***** INPUT RECORDS
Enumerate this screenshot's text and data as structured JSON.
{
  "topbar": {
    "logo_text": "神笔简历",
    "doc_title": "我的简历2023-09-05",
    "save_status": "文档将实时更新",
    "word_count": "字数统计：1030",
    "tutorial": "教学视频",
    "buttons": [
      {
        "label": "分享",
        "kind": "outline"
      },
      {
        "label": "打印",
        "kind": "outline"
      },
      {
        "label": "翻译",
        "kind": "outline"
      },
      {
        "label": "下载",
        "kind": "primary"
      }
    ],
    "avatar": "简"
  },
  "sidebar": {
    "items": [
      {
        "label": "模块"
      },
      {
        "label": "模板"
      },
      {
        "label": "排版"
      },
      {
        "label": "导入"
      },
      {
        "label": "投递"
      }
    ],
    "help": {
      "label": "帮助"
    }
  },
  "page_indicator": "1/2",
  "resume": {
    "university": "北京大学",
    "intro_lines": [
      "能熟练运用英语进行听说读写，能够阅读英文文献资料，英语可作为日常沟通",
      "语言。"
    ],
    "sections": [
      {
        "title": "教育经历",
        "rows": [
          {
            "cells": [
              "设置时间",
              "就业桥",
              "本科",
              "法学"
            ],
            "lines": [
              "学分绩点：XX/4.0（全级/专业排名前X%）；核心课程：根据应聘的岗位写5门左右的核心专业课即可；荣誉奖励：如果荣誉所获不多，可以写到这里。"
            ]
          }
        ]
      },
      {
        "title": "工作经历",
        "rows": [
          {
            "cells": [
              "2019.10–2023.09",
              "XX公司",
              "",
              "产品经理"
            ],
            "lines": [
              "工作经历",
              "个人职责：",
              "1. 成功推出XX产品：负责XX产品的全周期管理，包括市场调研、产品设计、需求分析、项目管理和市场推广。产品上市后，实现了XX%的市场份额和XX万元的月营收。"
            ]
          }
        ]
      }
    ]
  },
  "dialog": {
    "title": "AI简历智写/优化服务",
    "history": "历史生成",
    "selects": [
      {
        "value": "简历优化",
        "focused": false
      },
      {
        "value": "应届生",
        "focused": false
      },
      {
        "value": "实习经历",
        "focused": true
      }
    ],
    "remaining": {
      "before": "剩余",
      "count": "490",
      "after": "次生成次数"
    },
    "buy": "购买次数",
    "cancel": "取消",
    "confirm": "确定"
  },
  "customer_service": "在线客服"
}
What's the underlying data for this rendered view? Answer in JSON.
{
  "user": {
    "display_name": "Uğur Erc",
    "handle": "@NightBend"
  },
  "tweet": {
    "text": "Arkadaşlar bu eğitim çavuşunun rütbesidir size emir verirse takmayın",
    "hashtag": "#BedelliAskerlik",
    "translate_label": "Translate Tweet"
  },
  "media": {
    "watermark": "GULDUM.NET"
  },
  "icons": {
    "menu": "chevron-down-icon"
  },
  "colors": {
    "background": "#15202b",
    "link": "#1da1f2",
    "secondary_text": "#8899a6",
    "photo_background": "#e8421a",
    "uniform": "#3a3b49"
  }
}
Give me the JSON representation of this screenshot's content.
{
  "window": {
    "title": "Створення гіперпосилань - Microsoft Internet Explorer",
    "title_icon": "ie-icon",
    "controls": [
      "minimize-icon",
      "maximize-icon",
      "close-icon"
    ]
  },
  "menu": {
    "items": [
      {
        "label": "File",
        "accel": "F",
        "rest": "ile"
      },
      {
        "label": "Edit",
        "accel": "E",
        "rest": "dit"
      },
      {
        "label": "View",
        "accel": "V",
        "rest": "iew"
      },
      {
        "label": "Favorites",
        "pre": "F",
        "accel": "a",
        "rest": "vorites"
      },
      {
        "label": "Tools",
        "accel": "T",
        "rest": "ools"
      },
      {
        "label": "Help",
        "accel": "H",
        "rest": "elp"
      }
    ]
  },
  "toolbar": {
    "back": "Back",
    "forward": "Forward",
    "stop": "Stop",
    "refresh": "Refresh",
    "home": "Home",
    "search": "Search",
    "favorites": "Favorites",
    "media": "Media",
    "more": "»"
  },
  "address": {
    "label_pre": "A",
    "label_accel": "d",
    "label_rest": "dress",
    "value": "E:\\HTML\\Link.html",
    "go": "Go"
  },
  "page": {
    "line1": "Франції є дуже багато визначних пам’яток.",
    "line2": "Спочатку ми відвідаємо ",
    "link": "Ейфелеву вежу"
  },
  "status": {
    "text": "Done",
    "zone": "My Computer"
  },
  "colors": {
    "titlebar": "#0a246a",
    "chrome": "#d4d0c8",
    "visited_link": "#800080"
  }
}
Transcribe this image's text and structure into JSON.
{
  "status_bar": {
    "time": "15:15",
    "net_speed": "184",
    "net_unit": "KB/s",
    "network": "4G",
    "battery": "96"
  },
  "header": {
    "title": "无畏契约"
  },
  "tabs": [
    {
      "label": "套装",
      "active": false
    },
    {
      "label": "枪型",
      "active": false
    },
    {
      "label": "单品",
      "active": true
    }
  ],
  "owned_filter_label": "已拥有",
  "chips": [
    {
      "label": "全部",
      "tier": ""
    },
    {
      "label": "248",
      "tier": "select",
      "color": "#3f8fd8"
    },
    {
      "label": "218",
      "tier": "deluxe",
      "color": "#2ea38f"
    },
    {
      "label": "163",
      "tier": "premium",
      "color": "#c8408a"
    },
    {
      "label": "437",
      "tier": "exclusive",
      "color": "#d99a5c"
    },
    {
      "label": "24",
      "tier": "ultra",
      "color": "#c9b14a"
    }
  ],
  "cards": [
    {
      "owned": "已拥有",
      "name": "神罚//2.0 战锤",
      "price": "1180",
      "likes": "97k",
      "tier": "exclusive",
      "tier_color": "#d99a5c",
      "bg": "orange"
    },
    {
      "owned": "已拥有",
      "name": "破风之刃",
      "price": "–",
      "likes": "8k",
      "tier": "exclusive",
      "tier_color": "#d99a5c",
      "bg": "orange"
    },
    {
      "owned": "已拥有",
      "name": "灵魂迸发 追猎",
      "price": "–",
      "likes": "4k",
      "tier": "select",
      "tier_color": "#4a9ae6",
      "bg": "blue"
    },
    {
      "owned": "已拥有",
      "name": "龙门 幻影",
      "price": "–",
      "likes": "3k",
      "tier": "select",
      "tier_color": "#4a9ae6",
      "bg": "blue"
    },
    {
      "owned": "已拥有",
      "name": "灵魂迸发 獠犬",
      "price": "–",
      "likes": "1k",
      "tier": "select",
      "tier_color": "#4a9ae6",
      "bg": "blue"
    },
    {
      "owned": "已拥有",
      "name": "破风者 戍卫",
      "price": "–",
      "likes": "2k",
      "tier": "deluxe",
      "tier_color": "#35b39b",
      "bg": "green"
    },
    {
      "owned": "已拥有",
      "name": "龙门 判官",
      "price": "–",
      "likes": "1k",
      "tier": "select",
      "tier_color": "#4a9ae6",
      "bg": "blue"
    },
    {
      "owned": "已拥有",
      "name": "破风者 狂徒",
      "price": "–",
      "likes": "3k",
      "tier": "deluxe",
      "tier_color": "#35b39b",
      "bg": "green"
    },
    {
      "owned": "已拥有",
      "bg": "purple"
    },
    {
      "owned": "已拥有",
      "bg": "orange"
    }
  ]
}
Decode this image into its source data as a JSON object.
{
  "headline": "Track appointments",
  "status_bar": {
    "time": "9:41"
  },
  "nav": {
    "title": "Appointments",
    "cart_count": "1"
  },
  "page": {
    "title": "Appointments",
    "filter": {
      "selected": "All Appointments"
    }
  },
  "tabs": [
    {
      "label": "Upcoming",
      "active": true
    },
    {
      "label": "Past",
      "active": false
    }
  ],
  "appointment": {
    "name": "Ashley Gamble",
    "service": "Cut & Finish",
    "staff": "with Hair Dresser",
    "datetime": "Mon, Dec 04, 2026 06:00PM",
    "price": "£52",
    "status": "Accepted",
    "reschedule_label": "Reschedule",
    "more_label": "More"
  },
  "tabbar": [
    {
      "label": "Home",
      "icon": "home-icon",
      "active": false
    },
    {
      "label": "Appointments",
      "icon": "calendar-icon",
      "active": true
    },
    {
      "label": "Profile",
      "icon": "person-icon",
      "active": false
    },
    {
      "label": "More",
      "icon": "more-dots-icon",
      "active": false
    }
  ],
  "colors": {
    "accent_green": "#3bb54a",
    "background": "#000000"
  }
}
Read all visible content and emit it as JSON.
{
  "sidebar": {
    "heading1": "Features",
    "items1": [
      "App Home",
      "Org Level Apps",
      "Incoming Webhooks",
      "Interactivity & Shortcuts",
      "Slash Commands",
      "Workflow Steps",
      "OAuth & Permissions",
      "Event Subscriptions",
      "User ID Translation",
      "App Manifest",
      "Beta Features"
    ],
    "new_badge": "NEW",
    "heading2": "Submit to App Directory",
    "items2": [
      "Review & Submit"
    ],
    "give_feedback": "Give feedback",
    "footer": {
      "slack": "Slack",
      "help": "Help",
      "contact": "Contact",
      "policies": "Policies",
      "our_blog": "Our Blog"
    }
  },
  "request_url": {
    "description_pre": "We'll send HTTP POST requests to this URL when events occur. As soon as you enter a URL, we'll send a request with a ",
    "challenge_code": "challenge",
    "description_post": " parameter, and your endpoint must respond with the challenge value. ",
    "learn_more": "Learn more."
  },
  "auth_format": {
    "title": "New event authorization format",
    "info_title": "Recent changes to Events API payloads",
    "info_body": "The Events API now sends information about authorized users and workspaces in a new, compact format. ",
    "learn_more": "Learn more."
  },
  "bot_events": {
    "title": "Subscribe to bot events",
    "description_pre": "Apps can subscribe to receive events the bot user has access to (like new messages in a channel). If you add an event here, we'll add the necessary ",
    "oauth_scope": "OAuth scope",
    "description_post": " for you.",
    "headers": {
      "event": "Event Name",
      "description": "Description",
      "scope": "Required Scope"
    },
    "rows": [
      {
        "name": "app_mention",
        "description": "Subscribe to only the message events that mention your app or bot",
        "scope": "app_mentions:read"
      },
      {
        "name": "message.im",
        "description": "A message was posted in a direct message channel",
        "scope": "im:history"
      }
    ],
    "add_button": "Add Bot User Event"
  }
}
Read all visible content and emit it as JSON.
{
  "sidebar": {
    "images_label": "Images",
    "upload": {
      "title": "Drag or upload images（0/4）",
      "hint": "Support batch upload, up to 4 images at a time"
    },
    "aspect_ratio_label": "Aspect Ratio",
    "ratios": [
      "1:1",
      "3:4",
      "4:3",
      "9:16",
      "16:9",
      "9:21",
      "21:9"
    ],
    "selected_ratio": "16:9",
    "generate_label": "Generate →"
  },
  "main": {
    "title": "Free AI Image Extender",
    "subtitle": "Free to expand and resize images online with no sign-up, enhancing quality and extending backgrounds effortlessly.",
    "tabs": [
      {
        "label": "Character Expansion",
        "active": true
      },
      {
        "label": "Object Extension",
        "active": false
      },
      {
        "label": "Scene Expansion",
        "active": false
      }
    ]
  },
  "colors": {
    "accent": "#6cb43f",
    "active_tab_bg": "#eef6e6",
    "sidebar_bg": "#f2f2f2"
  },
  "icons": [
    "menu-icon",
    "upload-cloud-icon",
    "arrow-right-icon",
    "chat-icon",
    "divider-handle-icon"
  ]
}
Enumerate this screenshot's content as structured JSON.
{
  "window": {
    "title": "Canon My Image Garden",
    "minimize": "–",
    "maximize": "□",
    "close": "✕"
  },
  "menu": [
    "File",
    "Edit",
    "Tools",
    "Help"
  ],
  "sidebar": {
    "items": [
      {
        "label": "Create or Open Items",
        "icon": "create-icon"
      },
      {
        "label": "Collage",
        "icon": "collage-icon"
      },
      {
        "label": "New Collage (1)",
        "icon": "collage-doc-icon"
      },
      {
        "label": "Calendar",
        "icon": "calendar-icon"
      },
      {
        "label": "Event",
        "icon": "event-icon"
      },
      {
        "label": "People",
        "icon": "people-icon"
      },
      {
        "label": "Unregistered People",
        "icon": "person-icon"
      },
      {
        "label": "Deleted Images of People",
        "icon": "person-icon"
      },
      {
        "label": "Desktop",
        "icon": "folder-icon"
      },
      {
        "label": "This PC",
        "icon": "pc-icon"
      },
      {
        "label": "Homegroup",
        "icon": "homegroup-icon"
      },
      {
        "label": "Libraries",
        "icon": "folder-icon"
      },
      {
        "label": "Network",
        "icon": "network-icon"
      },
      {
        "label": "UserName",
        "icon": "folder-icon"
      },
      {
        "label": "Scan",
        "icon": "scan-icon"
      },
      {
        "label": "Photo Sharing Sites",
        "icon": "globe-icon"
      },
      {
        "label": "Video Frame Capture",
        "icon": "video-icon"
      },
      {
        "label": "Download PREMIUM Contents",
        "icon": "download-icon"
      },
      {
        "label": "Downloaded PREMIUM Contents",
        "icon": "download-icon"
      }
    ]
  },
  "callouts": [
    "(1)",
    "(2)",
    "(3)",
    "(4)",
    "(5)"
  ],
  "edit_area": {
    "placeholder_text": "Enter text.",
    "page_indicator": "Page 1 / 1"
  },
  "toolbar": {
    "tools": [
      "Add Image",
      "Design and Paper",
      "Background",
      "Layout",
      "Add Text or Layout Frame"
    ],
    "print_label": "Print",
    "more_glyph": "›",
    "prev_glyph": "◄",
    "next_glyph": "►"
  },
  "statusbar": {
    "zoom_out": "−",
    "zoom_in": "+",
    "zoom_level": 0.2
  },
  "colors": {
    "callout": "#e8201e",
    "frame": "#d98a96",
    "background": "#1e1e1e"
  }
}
**********
Where a line contains the string "into", extract that line.

Transcribe this image's text and structure into JSON.
Decode this image into its source data as a JSON object.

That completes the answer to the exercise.